_Exercise details_
Scan the data below. Pull out each line where "意思对即可" occurs.

===============

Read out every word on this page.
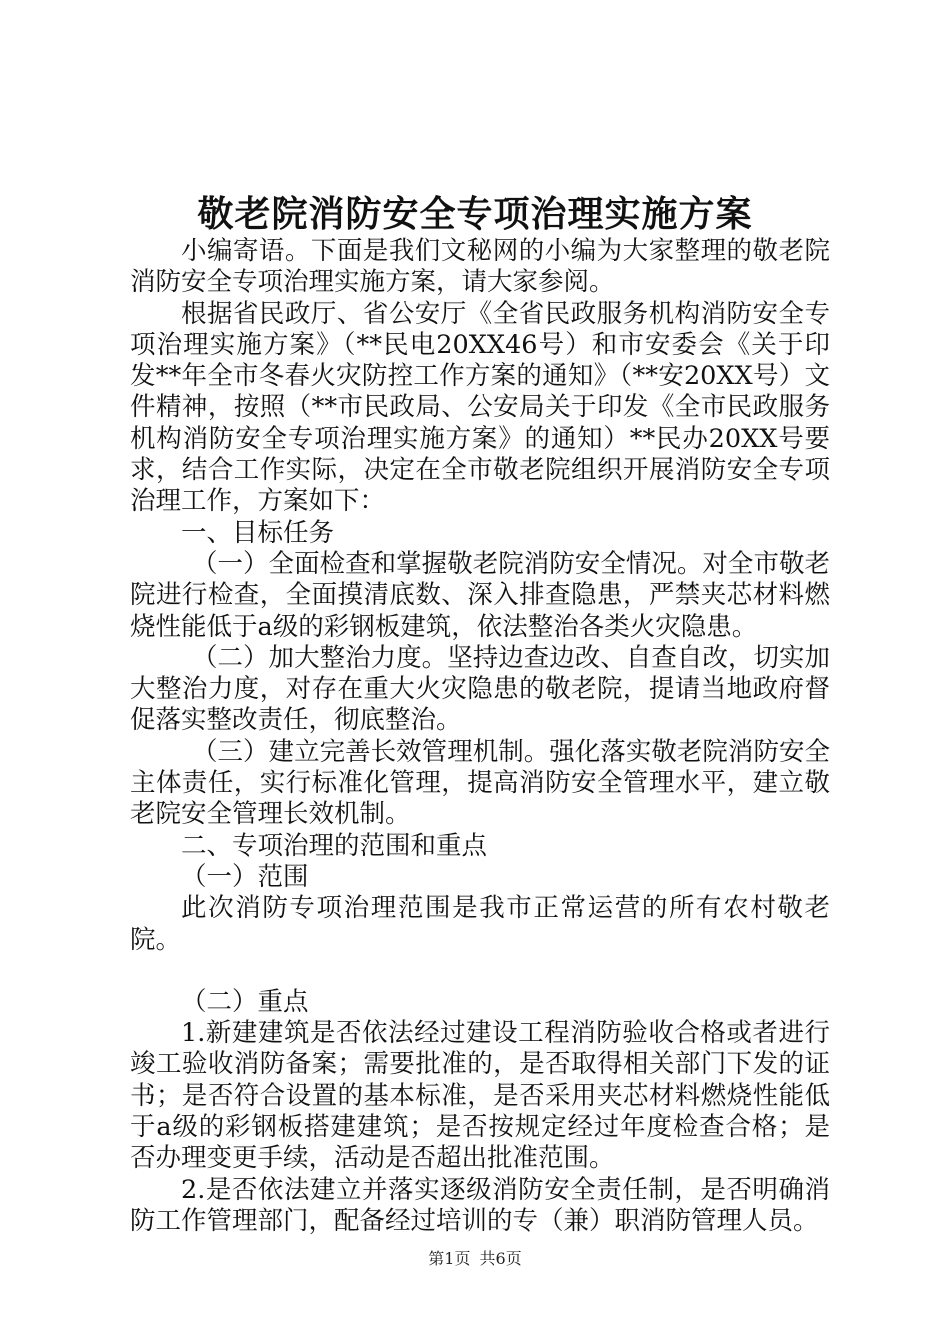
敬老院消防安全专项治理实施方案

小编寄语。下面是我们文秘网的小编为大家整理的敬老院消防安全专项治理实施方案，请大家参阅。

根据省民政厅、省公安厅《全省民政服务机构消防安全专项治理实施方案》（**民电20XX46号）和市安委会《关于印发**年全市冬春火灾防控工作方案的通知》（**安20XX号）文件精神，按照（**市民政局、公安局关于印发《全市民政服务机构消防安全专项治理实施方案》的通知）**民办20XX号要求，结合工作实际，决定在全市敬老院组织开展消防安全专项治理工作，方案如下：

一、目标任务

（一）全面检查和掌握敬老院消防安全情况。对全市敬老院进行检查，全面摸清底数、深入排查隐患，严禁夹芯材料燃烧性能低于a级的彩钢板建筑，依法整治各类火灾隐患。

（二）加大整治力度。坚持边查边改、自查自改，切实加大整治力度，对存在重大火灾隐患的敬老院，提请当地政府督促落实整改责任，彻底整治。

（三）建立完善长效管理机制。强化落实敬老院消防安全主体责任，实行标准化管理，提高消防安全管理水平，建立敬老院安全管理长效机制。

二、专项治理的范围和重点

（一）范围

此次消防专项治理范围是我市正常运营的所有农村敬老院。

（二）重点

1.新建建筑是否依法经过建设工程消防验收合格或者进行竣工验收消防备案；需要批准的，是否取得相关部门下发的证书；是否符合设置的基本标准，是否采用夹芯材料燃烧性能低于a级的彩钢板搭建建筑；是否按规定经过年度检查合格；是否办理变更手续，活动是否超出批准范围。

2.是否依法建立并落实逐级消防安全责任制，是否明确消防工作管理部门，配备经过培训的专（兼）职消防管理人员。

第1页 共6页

===============

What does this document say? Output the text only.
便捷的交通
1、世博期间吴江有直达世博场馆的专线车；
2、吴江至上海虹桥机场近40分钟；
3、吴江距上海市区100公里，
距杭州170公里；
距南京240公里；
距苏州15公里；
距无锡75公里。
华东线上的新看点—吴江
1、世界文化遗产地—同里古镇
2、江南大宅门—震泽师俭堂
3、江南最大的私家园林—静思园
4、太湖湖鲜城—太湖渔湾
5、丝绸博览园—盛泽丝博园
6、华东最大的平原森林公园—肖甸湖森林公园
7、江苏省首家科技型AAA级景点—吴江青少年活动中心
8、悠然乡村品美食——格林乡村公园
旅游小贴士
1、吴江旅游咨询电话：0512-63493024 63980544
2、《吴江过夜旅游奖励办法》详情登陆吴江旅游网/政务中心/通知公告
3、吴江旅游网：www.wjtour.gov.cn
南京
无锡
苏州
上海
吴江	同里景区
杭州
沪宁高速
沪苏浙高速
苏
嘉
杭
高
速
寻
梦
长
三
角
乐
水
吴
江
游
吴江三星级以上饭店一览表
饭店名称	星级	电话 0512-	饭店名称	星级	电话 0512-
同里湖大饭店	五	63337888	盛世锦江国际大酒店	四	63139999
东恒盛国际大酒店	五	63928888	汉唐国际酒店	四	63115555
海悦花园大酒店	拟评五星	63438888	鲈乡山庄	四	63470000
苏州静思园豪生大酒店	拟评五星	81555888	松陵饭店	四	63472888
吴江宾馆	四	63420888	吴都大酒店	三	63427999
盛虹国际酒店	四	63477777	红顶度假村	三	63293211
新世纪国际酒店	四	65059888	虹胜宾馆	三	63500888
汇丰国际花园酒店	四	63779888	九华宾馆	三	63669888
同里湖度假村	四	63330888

===============

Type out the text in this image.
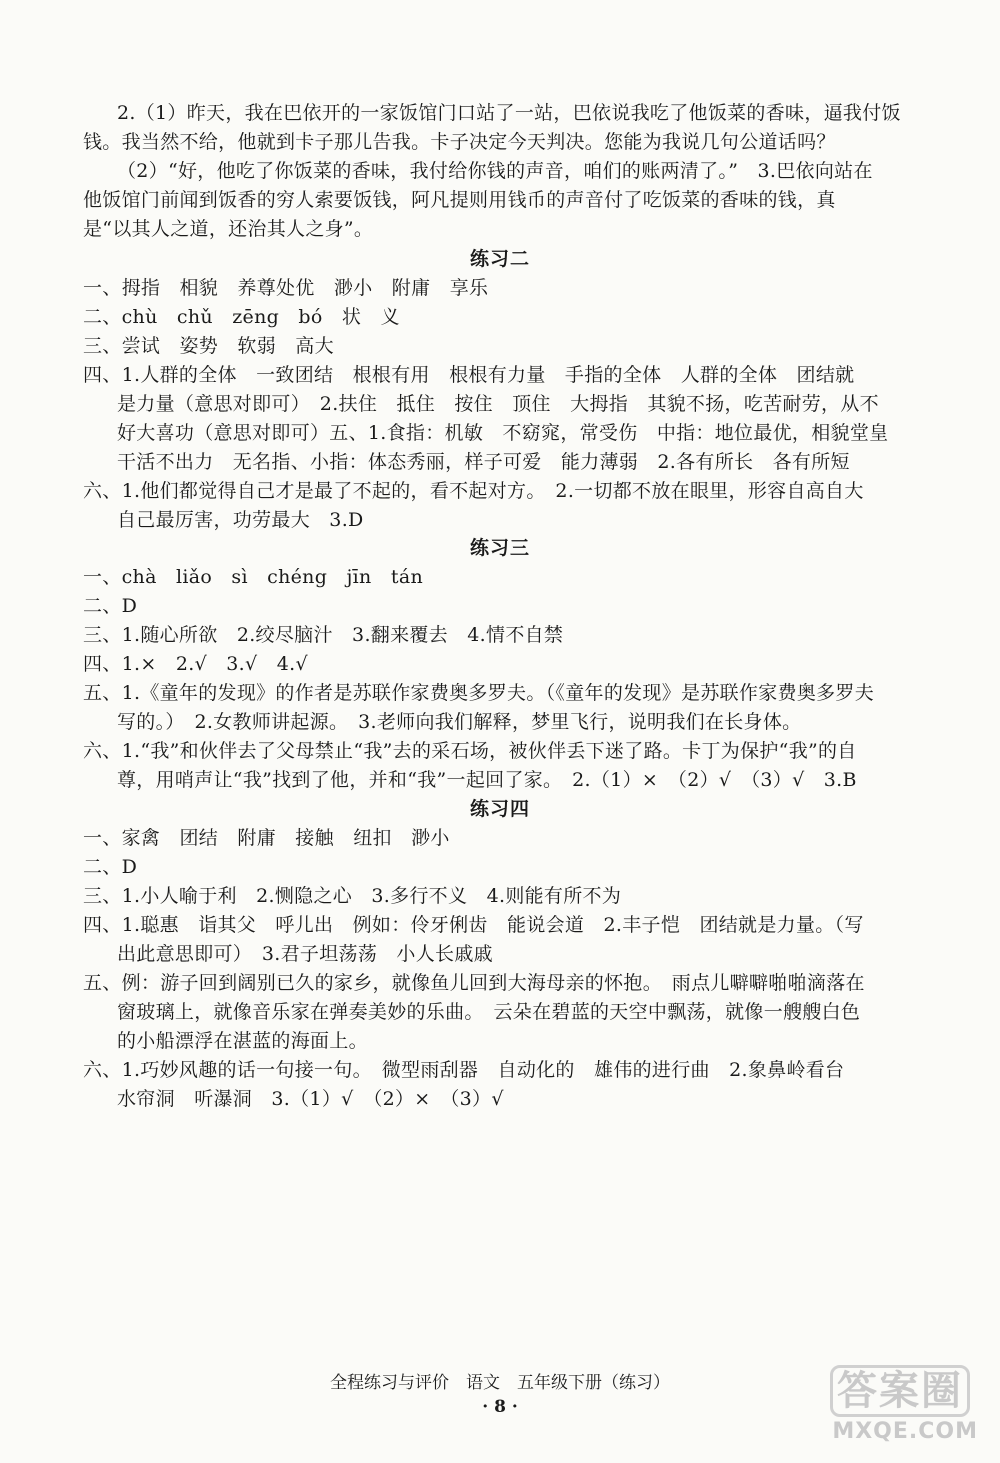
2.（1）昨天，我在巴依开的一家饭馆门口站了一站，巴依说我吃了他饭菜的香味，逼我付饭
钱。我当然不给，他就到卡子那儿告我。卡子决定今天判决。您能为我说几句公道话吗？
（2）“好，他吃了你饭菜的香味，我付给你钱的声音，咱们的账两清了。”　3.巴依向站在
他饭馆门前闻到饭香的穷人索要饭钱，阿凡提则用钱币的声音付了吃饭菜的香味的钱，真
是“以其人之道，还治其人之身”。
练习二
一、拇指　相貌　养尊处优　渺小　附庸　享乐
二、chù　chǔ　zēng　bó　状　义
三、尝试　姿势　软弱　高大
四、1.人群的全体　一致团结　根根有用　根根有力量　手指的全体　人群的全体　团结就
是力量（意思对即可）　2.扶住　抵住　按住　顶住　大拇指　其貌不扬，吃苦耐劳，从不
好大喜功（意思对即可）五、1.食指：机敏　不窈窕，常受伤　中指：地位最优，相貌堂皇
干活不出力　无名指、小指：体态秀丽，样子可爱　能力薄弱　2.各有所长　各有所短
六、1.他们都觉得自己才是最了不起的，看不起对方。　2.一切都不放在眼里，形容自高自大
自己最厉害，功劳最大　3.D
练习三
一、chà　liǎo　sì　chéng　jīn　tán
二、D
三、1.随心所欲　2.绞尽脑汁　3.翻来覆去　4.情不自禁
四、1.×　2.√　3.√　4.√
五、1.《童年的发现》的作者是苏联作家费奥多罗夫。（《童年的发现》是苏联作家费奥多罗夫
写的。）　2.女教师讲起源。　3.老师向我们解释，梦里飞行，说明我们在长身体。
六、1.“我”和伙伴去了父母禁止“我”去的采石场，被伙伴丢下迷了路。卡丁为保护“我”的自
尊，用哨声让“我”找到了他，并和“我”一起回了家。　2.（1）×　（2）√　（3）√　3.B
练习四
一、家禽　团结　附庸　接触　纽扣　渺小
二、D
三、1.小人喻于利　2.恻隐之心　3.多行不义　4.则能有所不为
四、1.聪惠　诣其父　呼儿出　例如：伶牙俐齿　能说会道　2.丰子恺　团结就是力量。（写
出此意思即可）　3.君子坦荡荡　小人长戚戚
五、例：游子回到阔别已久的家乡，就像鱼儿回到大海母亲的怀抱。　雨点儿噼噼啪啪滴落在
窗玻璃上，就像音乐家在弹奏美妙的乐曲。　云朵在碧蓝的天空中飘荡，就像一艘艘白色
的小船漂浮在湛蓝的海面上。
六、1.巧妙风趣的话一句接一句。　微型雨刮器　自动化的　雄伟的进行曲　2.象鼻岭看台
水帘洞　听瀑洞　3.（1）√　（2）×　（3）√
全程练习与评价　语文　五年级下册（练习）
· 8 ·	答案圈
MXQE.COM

===============

_Reply_
是力量（意思对即可）　2.扶住　抵住　按住　顶住　大拇指　其貌不扬，吃苦耐劳，从不
好大喜功（意思对即可）五、1.食指：机敏　不窈窕，常受伤　中指：地位最优，相貌堂皇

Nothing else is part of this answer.